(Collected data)
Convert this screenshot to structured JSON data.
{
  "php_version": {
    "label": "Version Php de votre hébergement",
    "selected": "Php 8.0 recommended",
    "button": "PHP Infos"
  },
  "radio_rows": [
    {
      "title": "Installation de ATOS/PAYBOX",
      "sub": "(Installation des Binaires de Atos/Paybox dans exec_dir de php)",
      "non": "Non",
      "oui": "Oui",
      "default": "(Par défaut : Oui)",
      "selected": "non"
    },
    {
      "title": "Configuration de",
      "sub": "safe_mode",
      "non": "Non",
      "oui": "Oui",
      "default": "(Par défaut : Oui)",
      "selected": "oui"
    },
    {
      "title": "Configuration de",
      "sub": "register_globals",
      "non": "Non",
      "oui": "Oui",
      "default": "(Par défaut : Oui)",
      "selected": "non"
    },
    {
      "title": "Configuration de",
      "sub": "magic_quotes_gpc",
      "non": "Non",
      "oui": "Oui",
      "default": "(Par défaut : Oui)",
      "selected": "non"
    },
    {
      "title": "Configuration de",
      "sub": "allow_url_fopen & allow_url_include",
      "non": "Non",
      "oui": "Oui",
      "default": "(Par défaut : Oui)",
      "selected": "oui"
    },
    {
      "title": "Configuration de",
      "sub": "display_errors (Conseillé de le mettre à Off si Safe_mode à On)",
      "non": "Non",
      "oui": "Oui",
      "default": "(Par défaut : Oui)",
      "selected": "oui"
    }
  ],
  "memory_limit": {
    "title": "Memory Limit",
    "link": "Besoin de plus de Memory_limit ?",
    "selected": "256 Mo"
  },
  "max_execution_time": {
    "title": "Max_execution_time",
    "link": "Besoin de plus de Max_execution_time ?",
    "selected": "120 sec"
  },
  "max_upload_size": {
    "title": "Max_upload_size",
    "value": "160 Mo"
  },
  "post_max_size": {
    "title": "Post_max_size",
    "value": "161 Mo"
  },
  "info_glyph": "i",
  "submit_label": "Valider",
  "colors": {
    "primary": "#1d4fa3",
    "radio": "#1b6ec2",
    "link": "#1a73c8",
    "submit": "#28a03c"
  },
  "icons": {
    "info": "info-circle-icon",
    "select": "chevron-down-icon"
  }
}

Given problem: Show the lines of the material that contain the word "Installation".

Answer below:
      "title": "Installation de ATOS/PAYBOX",
      "sub": "(Installation des Binaires de Atos/Paybox dans exec_dir de php)",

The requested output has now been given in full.